AIM> Draw out every line with the word "ミーティング" from the listing below.
====== DATA FOR PROCESSING
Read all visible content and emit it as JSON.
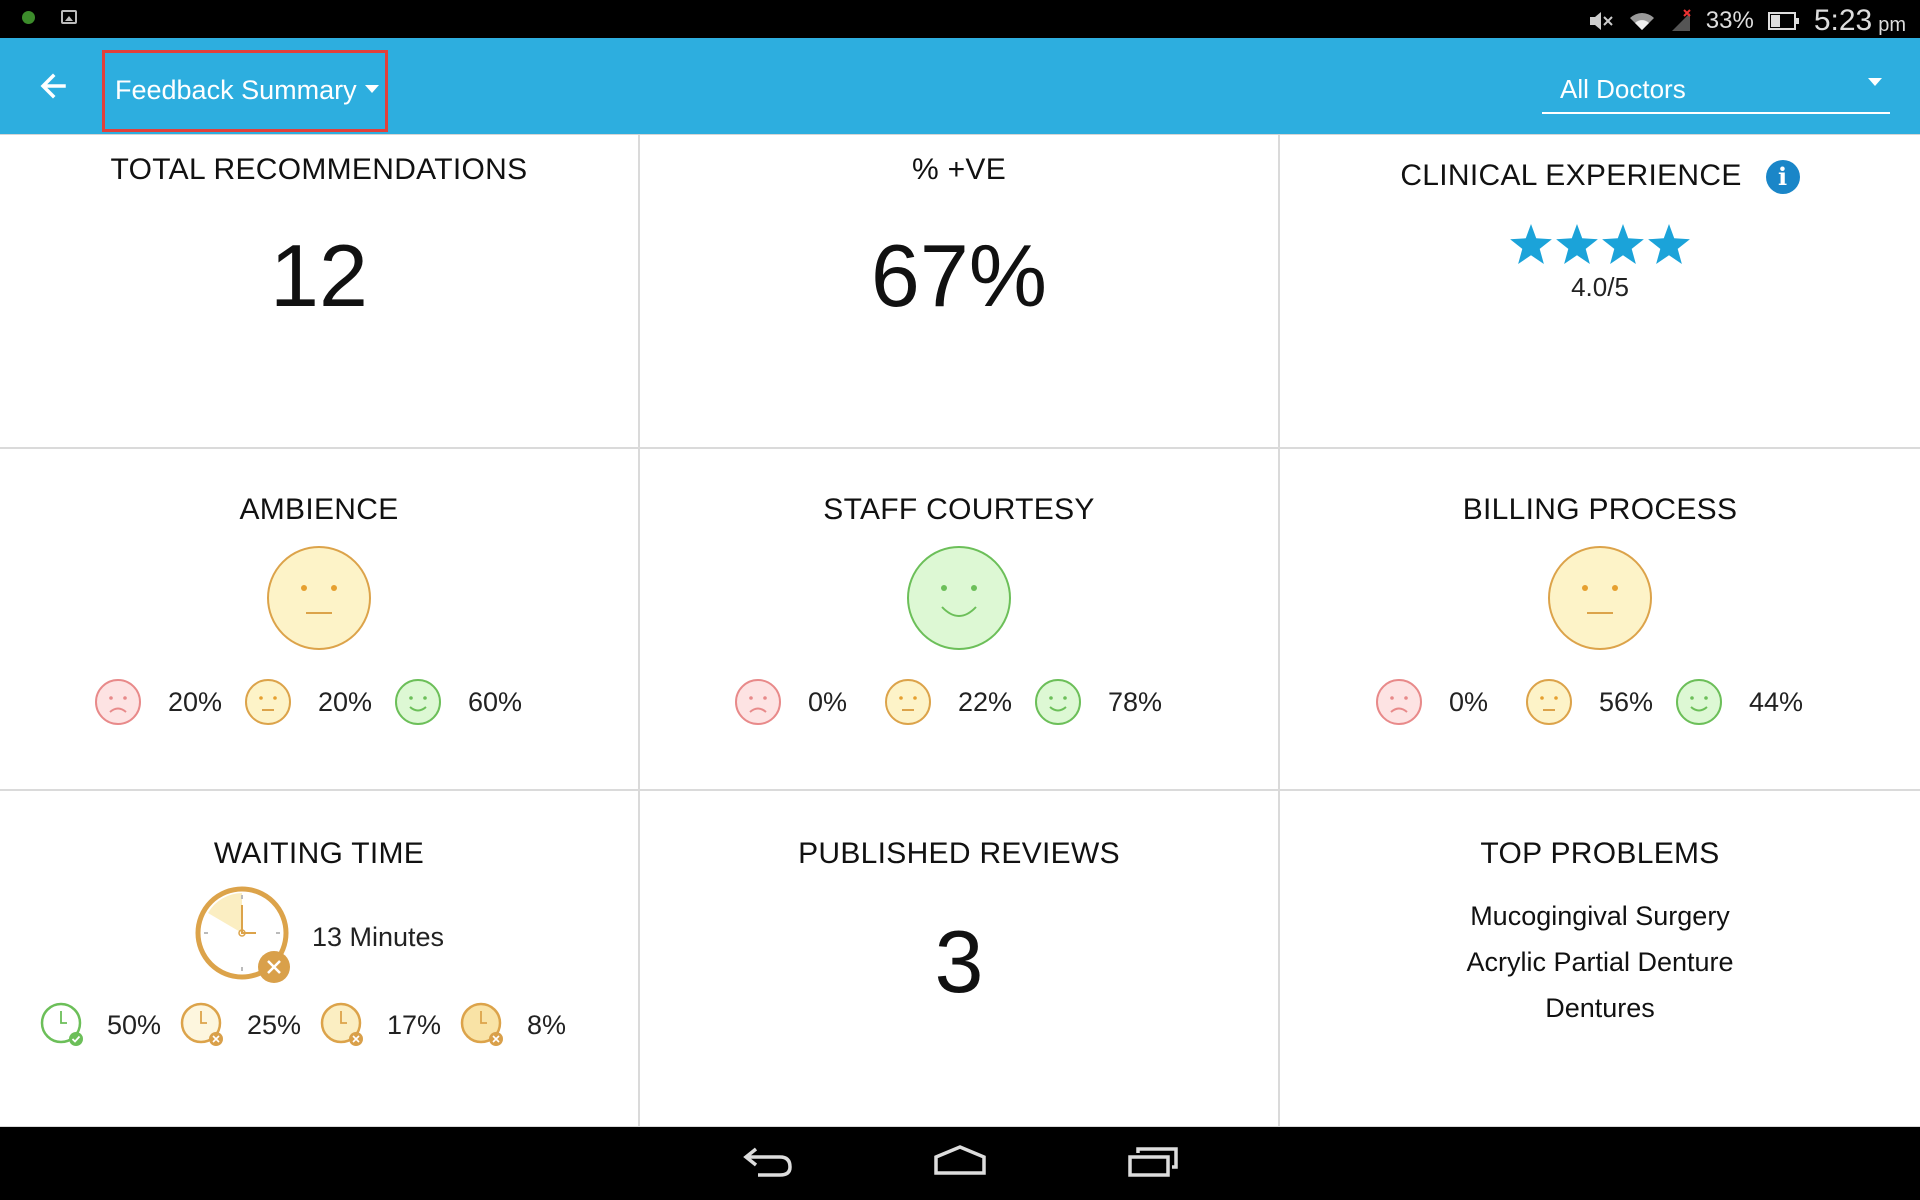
{
  "status_bar": {
    "battery": "33%",
    "time": "5:23",
    "ampm": "pm"
  },
  "app_bar": {
    "title": "Feedback Summary",
    "doctor_filter": "All Doctors"
  },
  "cards": {
    "total_recommendations": {
      "title": "TOTAL RECOMMENDATIONS",
      "value": "12"
    },
    "positive": {
      "title": "% +VE",
      "value": "67%"
    },
    "clinical_experience": {
      "title": "CLINICAL EXPERIENCE",
      "stars": 4,
      "rating": "4.0/5"
    },
    "ambience": {
      "title": "AMBIENCE",
      "overall": "neutral",
      "sad": "20%",
      "neutral": "20%",
      "happy": "60%"
    },
    "staff_courtesy": {
      "title": "STAFF COURTESY",
      "overall": "happy",
      "sad": "0%",
      "neutral": "22%",
      "happy": "78%"
    },
    "billing_process": {
      "title": "BILLING PROCESS",
      "overall": "neutral",
      "sad": "0%",
      "neutral": "56%",
      "happy": "44%"
    },
    "waiting_time": {
      "title": "WAITING TIME",
      "average": "13 Minutes",
      "buckets": [
        "50%",
        "25%",
        "17%",
        "8%"
      ]
    },
    "published_reviews": {
      "title": "PUBLISHED REVIEWS",
      "value": "3"
    },
    "top_problems": {
      "title": "TOP PROBLEMS",
      "items": [
        "Mucogingival Surgery",
        "Acrylic Partial Denture",
        "Dentures"
      ]
    }
  },
  "colors": {
    "app_bar": "#2daedf",
    "sad_stroke": "#e88a8a",
    "sad_fill": "#fde3e3",
    "neutral_stroke": "#dca34a",
    "neutral_fill": "#fdf3c8",
    "happy_stroke": "#6cbf59",
    "happy_fill": "#ddf8d4",
    "star": "#1ba3d9",
    "highlight_border": "#e2403a"
  }
}
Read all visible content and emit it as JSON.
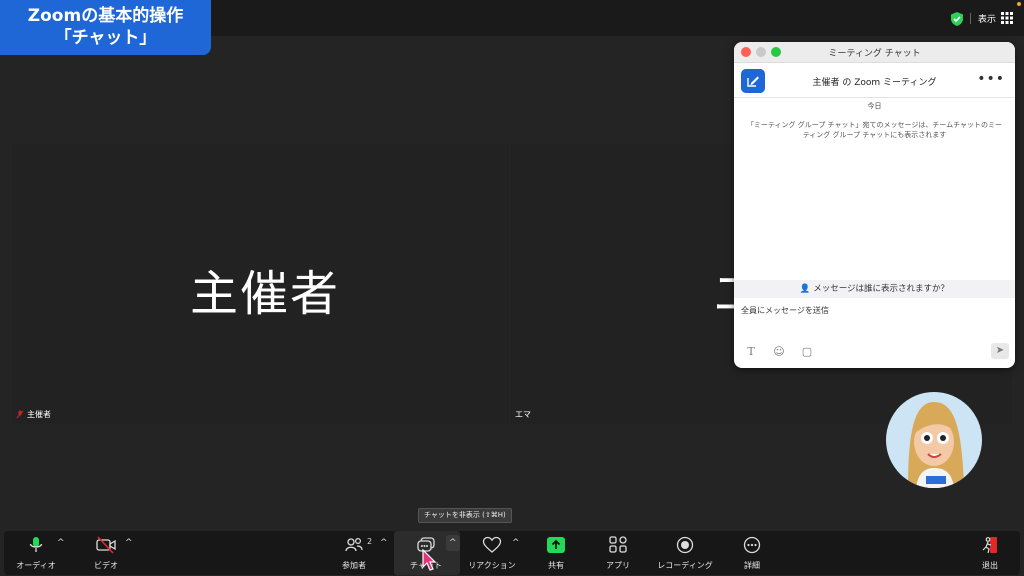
{
  "badge": {
    "line1": "Zoomの基本的操作",
    "line2": "「チャット」"
  },
  "topbar": {
    "view_label": "表示"
  },
  "tiles": {
    "host": {
      "big_name": "主催者",
      "label": "主催者"
    },
    "emma": {
      "big_name": "エ",
      "label": "エマ"
    }
  },
  "chat": {
    "window_title": "ミーティング チャット",
    "header_title": "主催者 の Zoom ミーティング",
    "more": "•••",
    "today": "今日",
    "note": "「ミーティング グループ チャット」宛てのメッセージは、チームチャットのミーティング グループ チャットにも表示されます",
    "visibility": "メッセージは誰に表示されますか？",
    "input_placeholder": "全員にメッセージを送信",
    "tools": {
      "text": "T",
      "emoji": "☺",
      "file": "▢"
    },
    "send": "➤"
  },
  "tooltip": "チャットを非表示 (⇧⌘H)",
  "toolbar": {
    "audio": "オーディオ",
    "video": "ビデオ",
    "participants": "参加者",
    "participants_count": "2",
    "chat": "チャット",
    "reactions": "リアクション",
    "share": "共有",
    "apps": "アプリ",
    "recording": "レコーディング",
    "details": "詳細",
    "leave": "退出",
    "caret": "^"
  },
  "colors": {
    "accent": "#1f67d6",
    "share_green": "#23d959",
    "leave_red": "#e02828",
    "mic_green": "#23d959"
  }
}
============
FINISHED EXERCISE>
    "window_title": "ミーティング チャット",
    "header_title": "主催者 の Zoom ミーティング",
    "note": "「ミーティング グループ チャット」宛てのメッセージは、チームチャットのミーティング グループ チャットにも表示されます",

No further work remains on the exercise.